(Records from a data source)
· · · · · · ·
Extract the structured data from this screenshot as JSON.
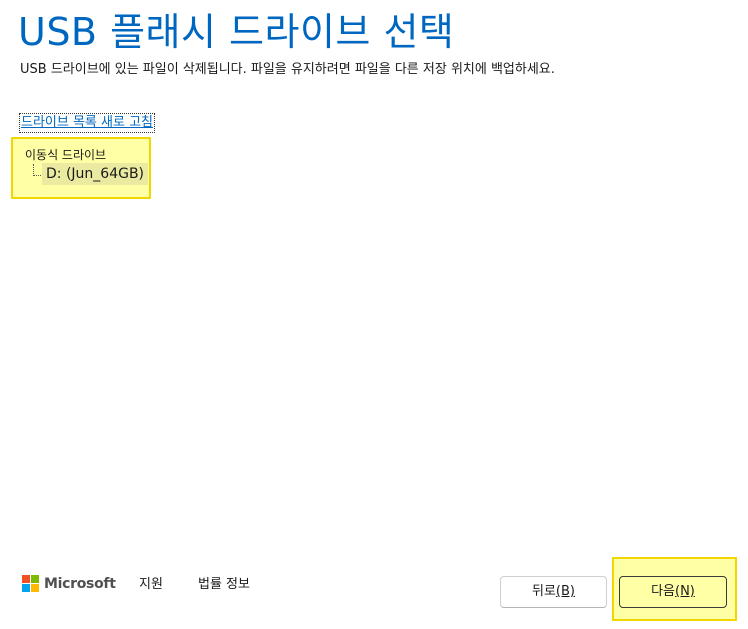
{
  "header": {
    "title": "USB 플래시 드라이브 선택",
    "subtitle": "USB 드라이브에 있는 파일이 삭제됩니다. 파일을 유지하려면 파일을 다른 저장 위치에 백업하세요."
  },
  "drives": {
    "refresh_label": "드라이브 목록 새로 고침",
    "group_label": "이동식 드라이브",
    "items": [
      {
        "label": "D: (Jun_64GB)",
        "selected": true
      }
    ]
  },
  "footer": {
    "brand": "Microsoft",
    "brand_colors": [
      "#f25022",
      "#7fba00",
      "#00a4ef",
      "#ffb900"
    ],
    "support_label": "지원",
    "legal_label": "법률 정보"
  },
  "buttons": {
    "back_label": "뒤로",
    "back_key": "(B)",
    "next_label": "다음",
    "next_key": "(N)"
  },
  "colors": {
    "accent": "#0067c0",
    "highlight": "#ffffa6",
    "highlight_border": "#f2d600"
  }
}
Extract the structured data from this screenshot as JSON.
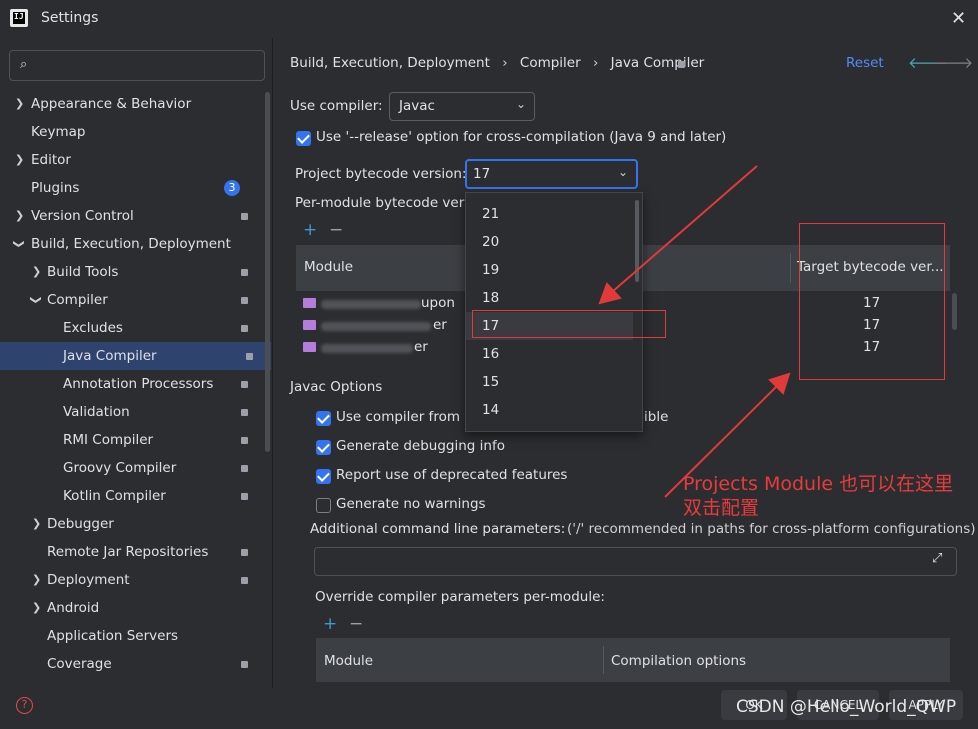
{
  "window": {
    "title": "Settings",
    "app_icon": "IJ"
  },
  "sidebar": {
    "search_placeholder": "",
    "items": [
      {
        "label": "Appearance & Behavior"
      },
      {
        "label": "Keymap"
      },
      {
        "label": "Editor"
      },
      {
        "label": "Plugins",
        "badge": "3"
      },
      {
        "label": "Version Control"
      },
      {
        "label": "Build, Execution, Deployment"
      },
      {
        "label": "Build Tools"
      },
      {
        "label": "Compiler"
      },
      {
        "label": "Excludes"
      },
      {
        "label": "Java Compiler"
      },
      {
        "label": "Annotation Processors"
      },
      {
        "label": "Validation"
      },
      {
        "label": "RMI Compiler"
      },
      {
        "label": "Groovy Compiler"
      },
      {
        "label": "Kotlin Compiler"
      },
      {
        "label": "Debugger"
      },
      {
        "label": "Remote Jar Repositories"
      },
      {
        "label": "Deployment"
      },
      {
        "label": "Android"
      },
      {
        "label": "Application Servers"
      },
      {
        "label": "Coverage"
      }
    ]
  },
  "header": {
    "crumbs": [
      "Build, Execution, Deployment",
      "Compiler",
      "Java Compiler"
    ],
    "separator": "›",
    "reset": "Reset",
    "back_icon": "arrow-left-icon",
    "forward_icon": "arrow-right-icon"
  },
  "compiler": {
    "use_compiler_label": "Use compiler:",
    "use_compiler_value": "Javac",
    "release_option_label": "Use '--release' option for cross-compilation (Java 9 and later)",
    "release_option_checked": true,
    "bytecode_label": "Project bytecode version:",
    "bytecode_value": "17",
    "per_module_label": "Per-module bytecode versi",
    "module_col": "Module",
    "target_col": "Target bytecode ver...",
    "module_rows": [
      {
        "name_tail": "upon",
        "target": "17"
      },
      {
        "name_tail": "er",
        "target": "17"
      },
      {
        "name_tail": "er",
        "target": "17"
      }
    ],
    "dropdown_options": [
      "21",
      "20",
      "19",
      "18",
      "17",
      "16",
      "15",
      "14"
    ],
    "dropdown_selected": "17"
  },
  "javac": {
    "section_label": "Javac Options",
    "options": [
      {
        "label": "Use compiler from m",
        "tail": "ible",
        "checked": true
      },
      {
        "label": "Generate debugging info",
        "checked": true
      },
      {
        "label": "Report use of deprecated features",
        "checked": true
      },
      {
        "label": "Generate no warnings",
        "checked": false
      }
    ],
    "params_label": "Additional command line parameters:",
    "params_hint": "('/' recommended in paths for cross-platform configurations)",
    "params_value": "",
    "override_label": "Override compiler parameters per-module:",
    "override_module_col": "Module",
    "override_options_col": "Compilation options"
  },
  "annotation": {
    "line1": "Projects Module 也可以在这里",
    "line2": "双击配置",
    "color": "#e83b3b"
  },
  "footer": {
    "ok": "OK",
    "cancel": "CANCEL",
    "apply": "APPLY",
    "help_icon": "help-icon"
  },
  "watermark": "CSDN @Hello_World_QWP",
  "colors": {
    "accent": "#3574f0",
    "selection": "#2e436e",
    "annotation": "#e83b3b"
  }
}
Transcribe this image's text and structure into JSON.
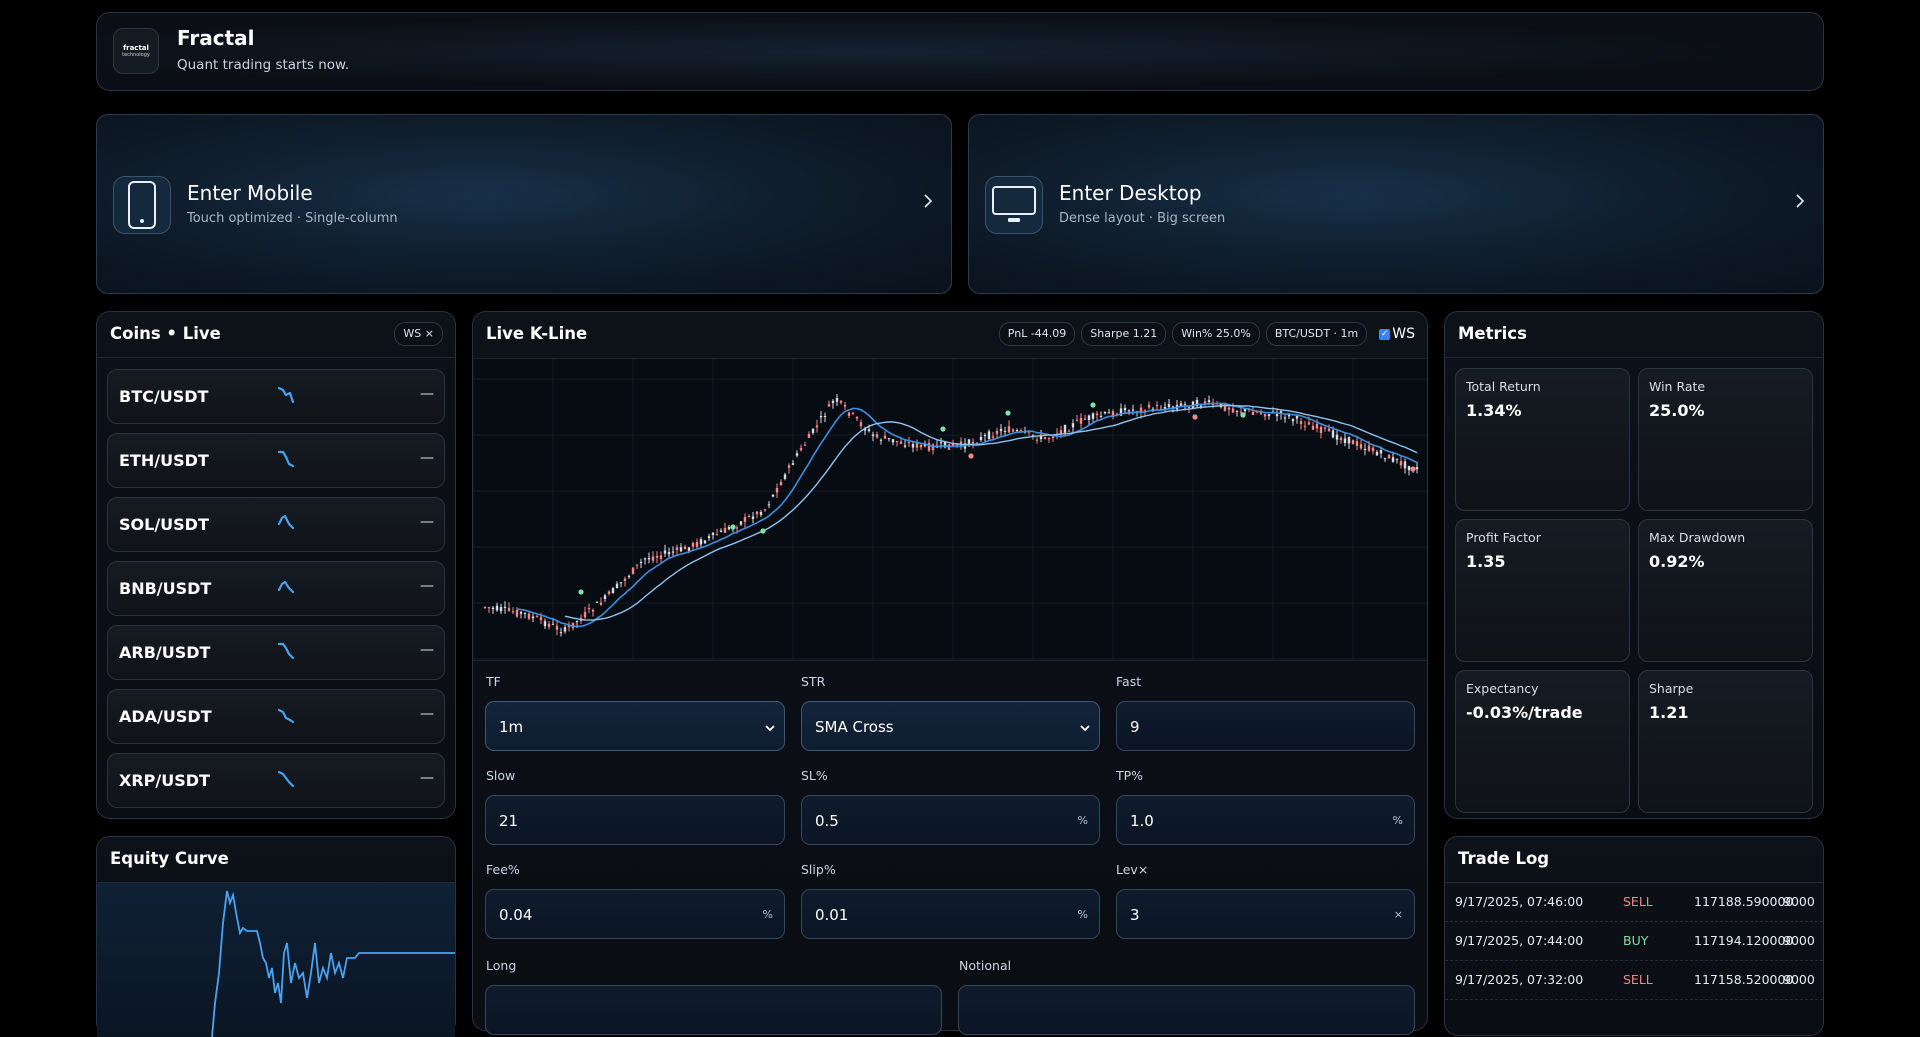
{
  "header": {
    "logo_line1": "fractal",
    "logo_line2": "technology",
    "title": "Fractal",
    "subtitle": "Quant trading starts now."
  },
  "enter_mobile": {
    "title": "Enter Mobile",
    "subtitle": "Touch optimized · Single-column",
    "icon": "smartphone-icon"
  },
  "enter_desktop": {
    "title": "Enter Desktop",
    "subtitle": "Dense layout · Big screen",
    "icon": "monitor-icon"
  },
  "coins": {
    "title": "Coins • Live",
    "badge": "WS ×",
    "items": [
      {
        "symbol": "BTC/USDT",
        "value": "—"
      },
      {
        "symbol": "ETH/USDT",
        "value": "—"
      },
      {
        "symbol": "SOL/USDT",
        "value": "—"
      },
      {
        "symbol": "BNB/USDT",
        "value": "—"
      },
      {
        "symbol": "ARB/USDT",
        "value": "—"
      },
      {
        "symbol": "ADA/USDT",
        "value": "—"
      },
      {
        "symbol": "XRP/USDT",
        "value": "—"
      }
    ]
  },
  "equity": {
    "title": "Equity Curve"
  },
  "kline": {
    "title": "Live K-Line",
    "pills": [
      "PnL -44.09",
      "Sharpe 1.21",
      "Win% 25.0%",
      "BTC/USDT · 1m"
    ],
    "ws_label": "WS",
    "ws_checked": true
  },
  "form": {
    "tf": {
      "label": "TF",
      "value": "1m"
    },
    "str": {
      "label": "STR",
      "value": "SMA Cross"
    },
    "fast": {
      "label": "Fast",
      "value": "9"
    },
    "slow": {
      "label": "Slow",
      "value": "21"
    },
    "sl": {
      "label": "SL%",
      "value": "0.5",
      "unit": "%"
    },
    "tp": {
      "label": "TP%",
      "value": "1.0",
      "unit": "%"
    },
    "fee": {
      "label": "Fee%",
      "value": "0.04",
      "unit": "%"
    },
    "slip": {
      "label": "Slip%",
      "value": "0.01",
      "unit": "%"
    },
    "lev": {
      "label": "Lev×",
      "value": "3",
      "unit": "×"
    },
    "long": {
      "label": "Long"
    },
    "notional": {
      "label": "Notional"
    }
  },
  "metrics": {
    "title": "Metrics",
    "items": [
      {
        "label": "Total Return",
        "value": "1.34%"
      },
      {
        "label": "Win Rate",
        "value": "25.0%"
      },
      {
        "label": "Profit Factor",
        "value": "1.35"
      },
      {
        "label": "Max Drawdown",
        "value": "0.92%"
      },
      {
        "label": "Expectancy",
        "value": "-0.03%/trade"
      },
      {
        "label": "Sharpe",
        "value": "1.21"
      }
    ]
  },
  "tradelog": {
    "title": "Trade Log",
    "rows": [
      {
        "time": "9/17/2025, 07:46:00",
        "side": "SELL",
        "price": "117188.590000",
        "qty": "9000"
      },
      {
        "time": "9/17/2025, 07:44:00",
        "side": "BUY",
        "price": "117194.120000",
        "qty": "9000"
      },
      {
        "time": "9/17/2025, 07:32:00",
        "side": "SELL",
        "price": "117158.520000",
        "qty": "9000"
      }
    ]
  },
  "colors": {
    "accent": "#4aa3f0",
    "buy": "#7ee2a8",
    "sell": "#f08a8a",
    "candle_up": "#d9dde3",
    "candle_down": "#f08a8a"
  }
}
· · · · · · ·
▶ _Task to carry out_
Return the listing above word for word, with the pictures removed.

▶ _Answer to this task_
Extract the structured data from this screenshot as JSON.
{
  "header": {
    "title": "USB 플래시 드라이브 선택",
    "subtitle": "USB 드라이브에 있는 파일이 삭제됩니다. 파일을 유지하려면 파일을 다른 저장 위치에 백업하세요."
  },
  "drives": {
    "refresh_label": "드라이브 목록 새로 고침",
    "group_label": "이동식 드라이브",
    "items": [
      {
        "label": "D: (Jun_64GB)",
        "selected": true
      }
    ]
  },
  "footer": {
    "brand": "Microsoft",
    "brand_colors": [
      "#f25022",
      "#7fba00",
      "#00a4ef",
      "#ffb900"
    ],
    "support_label": "지원",
    "legal_label": "법률 정보"
  },
  "buttons": {
    "back_label": "뒤로",
    "back_key": "(B)",
    "next_label": "다음",
    "next_key": "(N)"
  },
  "colors": {
    "accent": "#0067c0",
    "highlight": "#ffffa6",
    "highlight_border": "#f2d600"
  }
}
Extract the structured data from this screenshot as JSON.
{
  "window": {
    "title": "Settings",
    "app_icon": "IJ"
  },
  "sidebar": {
    "search_placeholder": "",
    "items": [
      {
        "label": "Appearance & Behavior"
      },
      {
        "label": "Keymap"
      },
      {
        "label": "Editor"
      },
      {
        "label": "Plugins",
        "badge": "3"
      },
      {
        "label": "Version Control"
      },
      {
        "label": "Build, Execution, Deployment"
      },
      {
        "label": "Build Tools"
      },
      {
        "label": "Compiler"
      },
      {
        "label": "Excludes"
      },
      {
        "label": "Java Compiler"
      },
      {
        "label": "Annotation Processors"
      },
      {
        "label": "Validation"
      },
      {
        "label": "RMI Compiler"
      },
      {
        "label": "Groovy Compiler"
      },
      {
        "label": "Kotlin Compiler"
      },
      {
        "label": "Debugger"
      },
      {
        "label": "Remote Jar Repositories"
      },
      {
        "label": "Deployment"
      },
      {
        "label": "Android"
      },
      {
        "label": "Application Servers"
      },
      {
        "label": "Coverage"
      }
    ]
  },
  "header": {
    "crumbs": [
      "Build, Execution, Deployment",
      "Compiler",
      "Java Compiler"
    ],
    "separator": "›",
    "reset": "Reset",
    "back_icon": "arrow-left-icon",
    "forward_icon": "arrow-right-icon"
  },
  "compiler": {
    "use_compiler_label": "Use compiler:",
    "use_compiler_value": "Javac",
    "release_option_label": "Use '--release' option for cross-compilation (Java 9 and later)",
    "release_option_checked": true,
    "bytecode_label": "Project bytecode version:",
    "bytecode_value": "17",
    "per_module_label": "Per-module bytecode versi",
    "module_col": "Module",
    "target_col": "Target bytecode ver...",
    "module_rows": [
      {
        "name_tail": "upon",
        "target": "17"
      },
      {
        "name_tail": "er",
        "target": "17"
      },
      {
        "name_tail": "er",
        "target": "17"
      }
    ],
    "dropdown_options": [
      "21",
      "20",
      "19",
      "18",
      "17",
      "16",
      "15",
      "14"
    ],
    "dropdown_selected": "17"
  },
  "javac": {
    "section_label": "Javac Options",
    "options": [
      {
        "label": "Use compiler from m",
        "tail": "ible",
        "checked": true
      },
      {
        "label": "Generate debugging info",
        "checked": true
      },
      {
        "label": "Report use of deprecated features",
        "checked": true
      },
      {
        "label": "Generate no warnings",
        "checked": false
      }
    ],
    "params_label": "Additional command line parameters:",
    "params_hint": "('/' recommended in paths for cross-platform configurations)",
    "params_value": "",
    "override_label": "Override compiler parameters per-module:",
    "override_module_col": "Module",
    "override_options_col": "Compilation options"
  },
  "annotation": {
    "line1": "Projects Module 也可以在这里",
    "line2": "双击配置",
    "color": "#e83b3b"
  },
  "footer": {
    "ok": "OK",
    "cancel": "CANCEL",
    "apply": "APPLY",
    "help_icon": "help-icon"
  },
  "watermark": "CSDN @Hello_World_QWP",
  "colors": {
    "accent": "#3574f0",
    "selection": "#2e436e",
    "annotation": "#e83b3b"
  }
}
Transcribe this image's text and structure into JSON.
{
  "header": {
    "logo_line1": "fractal",
    "logo_line2": "technology",
    "title": "Fractal",
    "subtitle": "Quant trading starts now."
  },
  "enter_mobile": {
    "title": "Enter Mobile",
    "subtitle": "Touch optimized · Single-column",
    "icon": "smartphone-icon"
  },
  "enter_desktop": {
    "title": "Enter Desktop",
    "subtitle": "Dense layout · Big screen",
    "icon": "monitor-icon"
  },
  "coins": {
    "title": "Coins • Live",
    "badge": "WS ×",
    "items": [
      {
        "symbol": "BTC/USDT",
        "value": "—"
      },
      {
        "symbol": "ETH/USDT",
        "value": "—"
      },
      {
        "symbol": "SOL/USDT",
        "value": "—"
      },
      {
        "symbol": "BNB/USDT",
        "value": "—"
      },
      {
        "symbol": "ARB/USDT",
        "value": "—"
      },
      {
        "symbol": "ADA/USDT",
        "value": "—"
      },
      {
        "symbol": "XRP/USDT",
        "value": "—"
      }
    ]
  },
  "equity": {
    "title": "Equity Curve"
  },
  "kline": {
    "title": "Live K-Line",
    "pills": [
      "PnL -44.09",
      "Sharpe 1.21",
      "Win% 25.0%",
      "BTC/USDT · 1m"
    ],
    "ws_label": "WS",
    "ws_checked": true
  },
  "form": {
    "tf": {
      "label": "TF",
      "value": "1m"
    },
    "str": {
      "label": "STR",
      "value": "SMA Cross"
    },
    "fast": {
      "label": "Fast",
      "value": "9"
    },
    "slow": {
      "label": "Slow",
      "value": "21"
    },
    "sl": {
      "label": "SL%",
      "value": "0.5",
      "unit": "%"
    },
    "tp": {
      "label": "TP%",
      "value": "1.0",
      "unit": "%"
    },
    "fee": {
      "label": "Fee%",
      "value": "0.04",
      "unit": "%"
    },
    "slip": {
      "label": "Slip%",
      "value": "0.01",
      "unit": "%"
    },
    "lev": {
      "label": "Lev×",
      "value": "3",
      "unit": "×"
    },
    "long": {
      "label": "Long"
    },
    "notional": {
      "label": "Notional"
    }
  },
  "metrics": {
    "title": "Metrics",
    "items": [
      {
        "label": "Total Return",
        "value": "1.34%"
      },
      {
        "label": "Win Rate",
        "value": "25.0%"
      },
      {
        "label": "Profit Factor",
        "value": "1.35"
      },
      {
        "label": "Max Drawdown",
        "value": "0.92%"
      },
      {
        "label": "Expectancy",
        "value": "-0.03%/trade"
      },
      {
        "label": "Sharpe",
        "value": "1.21"
      }
    ]
  },
  "tradelog": {
    "title": "Trade Log",
    "rows": [
      {
        "time": "9/17/2025, 07:46:00",
        "side": "SELL",
        "price": "117188.590000",
        "qty": "9000"
      },
      {
        "time": "9/17/2025, 07:44:00",
        "side": "BUY",
        "price": "117194.120000",
        "qty": "9000"
      },
      {
        "time": "9/17/2025, 07:32:00",
        "side": "SELL",
        "price": "117158.520000",
        "qty": "9000"
      }
    ]
  },
  "colors": {
    "accent": "#4aa3f0",
    "buy": "#7ee2a8",
    "sell": "#f08a8a",
    "candle_up": "#d9dde3",
    "candle_down": "#f08a8a"
  }
}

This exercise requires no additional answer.